## [What to produce]
What follows is a block of records; restate each one word for word.

## [Data provided]

— Start —

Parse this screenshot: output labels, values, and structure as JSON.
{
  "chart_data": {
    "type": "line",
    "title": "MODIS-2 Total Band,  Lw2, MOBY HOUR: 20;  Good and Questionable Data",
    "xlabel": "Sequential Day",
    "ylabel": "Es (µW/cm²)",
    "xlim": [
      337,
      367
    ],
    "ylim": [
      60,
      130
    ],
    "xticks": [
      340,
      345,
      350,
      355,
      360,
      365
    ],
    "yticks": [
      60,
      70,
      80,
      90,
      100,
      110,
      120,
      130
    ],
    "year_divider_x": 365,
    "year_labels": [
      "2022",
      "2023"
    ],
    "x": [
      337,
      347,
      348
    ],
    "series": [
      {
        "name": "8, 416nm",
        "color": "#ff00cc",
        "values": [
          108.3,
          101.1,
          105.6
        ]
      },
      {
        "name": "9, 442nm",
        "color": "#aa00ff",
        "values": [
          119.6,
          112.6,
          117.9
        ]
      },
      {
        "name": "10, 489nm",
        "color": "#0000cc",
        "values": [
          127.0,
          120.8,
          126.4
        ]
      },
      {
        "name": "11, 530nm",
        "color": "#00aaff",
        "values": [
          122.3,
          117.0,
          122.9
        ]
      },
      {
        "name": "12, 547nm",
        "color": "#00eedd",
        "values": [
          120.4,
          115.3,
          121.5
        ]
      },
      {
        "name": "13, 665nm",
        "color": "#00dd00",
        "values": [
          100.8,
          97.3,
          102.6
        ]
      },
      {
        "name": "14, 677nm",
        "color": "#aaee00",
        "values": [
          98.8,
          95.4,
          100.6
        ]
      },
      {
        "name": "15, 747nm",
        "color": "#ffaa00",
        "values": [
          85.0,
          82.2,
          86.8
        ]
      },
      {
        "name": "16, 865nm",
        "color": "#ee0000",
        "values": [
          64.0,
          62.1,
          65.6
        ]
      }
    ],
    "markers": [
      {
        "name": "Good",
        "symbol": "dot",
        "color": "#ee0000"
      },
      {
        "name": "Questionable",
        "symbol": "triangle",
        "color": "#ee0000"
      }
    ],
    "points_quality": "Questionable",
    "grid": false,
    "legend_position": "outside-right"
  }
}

— End —

## [Response to this task]
Parse this screenshot: output labels, values, and structure as JSON.
{
  "chart_data": {
    "type": "line",
    "title": "MODIS-2 Total Band,  Lw2, MOBY HOUR: 20;  Good and Questionable Data",
    "xlabel": "Sequential Day",
    "ylabel": "Es (µW/cm²)",
    "xlim": [
      337,
      367
    ],
    "ylim": [
      60,
      130
    ],
    "xticks": [
      340,
      345,
      350,
      355,
      360,
      365
    ],
    "yticks": [
      60,
      70,
      80,
      90,
      100,
      110,
      120,
      130
    ],
    "year_divider_x": 365,
    "year_labels": [
      "2022",
      "2023"
    ],
    "x": [
      337,
      347,
      348
    ],
    "series": [
      {
        "name": "8, 416nm",
        "color": "#ff00cc",
        "values": [
          108.3,
          101.1,
          105.6
        ]
      },
      {
        "name": "9, 442nm",
        "color": "#aa00ff",
        "values": [
          119.6,
          112.6,
          117.9
        ]
      },
      {
        "name": "10, 489nm",
        "color": "#0000cc",
        "values": [
          127.0,
          120.8,
          126.4
        ]
      },
      {
        "name": "11, 530nm",
        "color": "#00aaff",
        "values": [
          122.3,
          117.0,
          122.9
        ]
      },
      {
        "name": "12, 547nm",
        "color": "#00eedd",
        "values": [
          120.4,
          115.3,
          121.5
        ]
      },
      {
        "name": "13, 665nm",
        "color": "#00dd00",
        "values": [
          100.8,
          97.3,
          102.6
        ]
      },
      {
        "name": "14, 677nm",
        "color": "#aaee00",
        "values": [
          98.8,
          95.4,
          100.6
        ]
      },
      {
        "name": "15, 747nm",
        "color": "#ffaa00",
        "values": [
          85.0,
          82.2,
          86.8
        ]
      },
      {
        "name": "16, 865nm",
        "color": "#ee0000",
        "values": [
          64.0,
          62.1,
          65.6
        ]
      }
    ],
    "markers": [
      {
        "name": "Good",
        "symbol": "dot",
        "color": "#ee0000"
      },
      {
        "name": "Questionable",
        "symbol": "triangle",
        "color": "#ee0000"
      }
    ],
    "points_quality": "Questionable",
    "grid": false,
    "legend_position": "outside-right"
  }
}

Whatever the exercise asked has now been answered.